→ **SET TASK**:
Your task is to copy every line of the entries that contains "combination".

(Figure content listings)
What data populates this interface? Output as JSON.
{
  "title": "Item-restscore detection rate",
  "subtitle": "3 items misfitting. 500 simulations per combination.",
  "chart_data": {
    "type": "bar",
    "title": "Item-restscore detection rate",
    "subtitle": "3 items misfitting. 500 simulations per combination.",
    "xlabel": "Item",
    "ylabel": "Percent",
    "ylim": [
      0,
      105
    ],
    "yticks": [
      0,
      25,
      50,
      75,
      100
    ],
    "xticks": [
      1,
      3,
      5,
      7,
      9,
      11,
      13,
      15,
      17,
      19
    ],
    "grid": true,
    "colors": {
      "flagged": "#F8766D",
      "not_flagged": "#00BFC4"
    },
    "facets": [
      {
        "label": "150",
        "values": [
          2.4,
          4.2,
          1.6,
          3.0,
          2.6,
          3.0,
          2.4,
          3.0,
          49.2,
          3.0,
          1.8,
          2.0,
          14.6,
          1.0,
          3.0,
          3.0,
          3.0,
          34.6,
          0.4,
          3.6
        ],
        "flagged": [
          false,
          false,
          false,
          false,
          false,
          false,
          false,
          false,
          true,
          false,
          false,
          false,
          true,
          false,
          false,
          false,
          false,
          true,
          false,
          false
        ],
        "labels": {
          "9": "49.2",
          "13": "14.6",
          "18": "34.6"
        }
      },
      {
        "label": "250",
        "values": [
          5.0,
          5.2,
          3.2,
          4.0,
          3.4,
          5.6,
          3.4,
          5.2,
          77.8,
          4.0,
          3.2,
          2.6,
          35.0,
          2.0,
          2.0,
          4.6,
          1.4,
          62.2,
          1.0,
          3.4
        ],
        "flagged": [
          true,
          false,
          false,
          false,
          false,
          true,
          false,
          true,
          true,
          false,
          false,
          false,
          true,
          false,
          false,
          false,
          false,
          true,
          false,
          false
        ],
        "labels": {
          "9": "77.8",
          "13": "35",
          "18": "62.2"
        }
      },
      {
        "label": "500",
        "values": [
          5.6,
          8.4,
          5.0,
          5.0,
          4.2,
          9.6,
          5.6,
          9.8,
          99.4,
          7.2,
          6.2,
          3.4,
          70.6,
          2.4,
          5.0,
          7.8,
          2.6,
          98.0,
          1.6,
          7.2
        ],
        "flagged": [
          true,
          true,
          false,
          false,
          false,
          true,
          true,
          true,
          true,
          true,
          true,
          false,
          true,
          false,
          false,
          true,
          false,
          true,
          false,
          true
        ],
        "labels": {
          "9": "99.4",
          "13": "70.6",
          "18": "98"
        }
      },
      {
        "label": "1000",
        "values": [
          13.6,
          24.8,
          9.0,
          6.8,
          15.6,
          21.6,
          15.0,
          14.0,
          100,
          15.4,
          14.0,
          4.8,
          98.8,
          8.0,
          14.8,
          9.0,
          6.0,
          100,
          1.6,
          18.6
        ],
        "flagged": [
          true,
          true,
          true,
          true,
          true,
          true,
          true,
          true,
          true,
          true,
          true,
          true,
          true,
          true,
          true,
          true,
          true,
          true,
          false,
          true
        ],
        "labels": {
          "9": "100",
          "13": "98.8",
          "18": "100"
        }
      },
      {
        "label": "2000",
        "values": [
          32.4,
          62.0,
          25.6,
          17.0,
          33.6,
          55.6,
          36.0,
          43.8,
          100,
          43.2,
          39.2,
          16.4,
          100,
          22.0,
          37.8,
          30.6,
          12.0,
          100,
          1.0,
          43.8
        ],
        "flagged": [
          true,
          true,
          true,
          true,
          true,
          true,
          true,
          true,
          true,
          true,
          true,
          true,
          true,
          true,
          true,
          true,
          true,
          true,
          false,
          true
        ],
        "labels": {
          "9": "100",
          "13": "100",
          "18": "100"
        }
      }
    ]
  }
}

→ **WORKED ANSWER**:
  "subtitle": "3 items misfitting. 500 simulations per combination.",
    "subtitle": "3 items misfitting. 500 simulations per combination.",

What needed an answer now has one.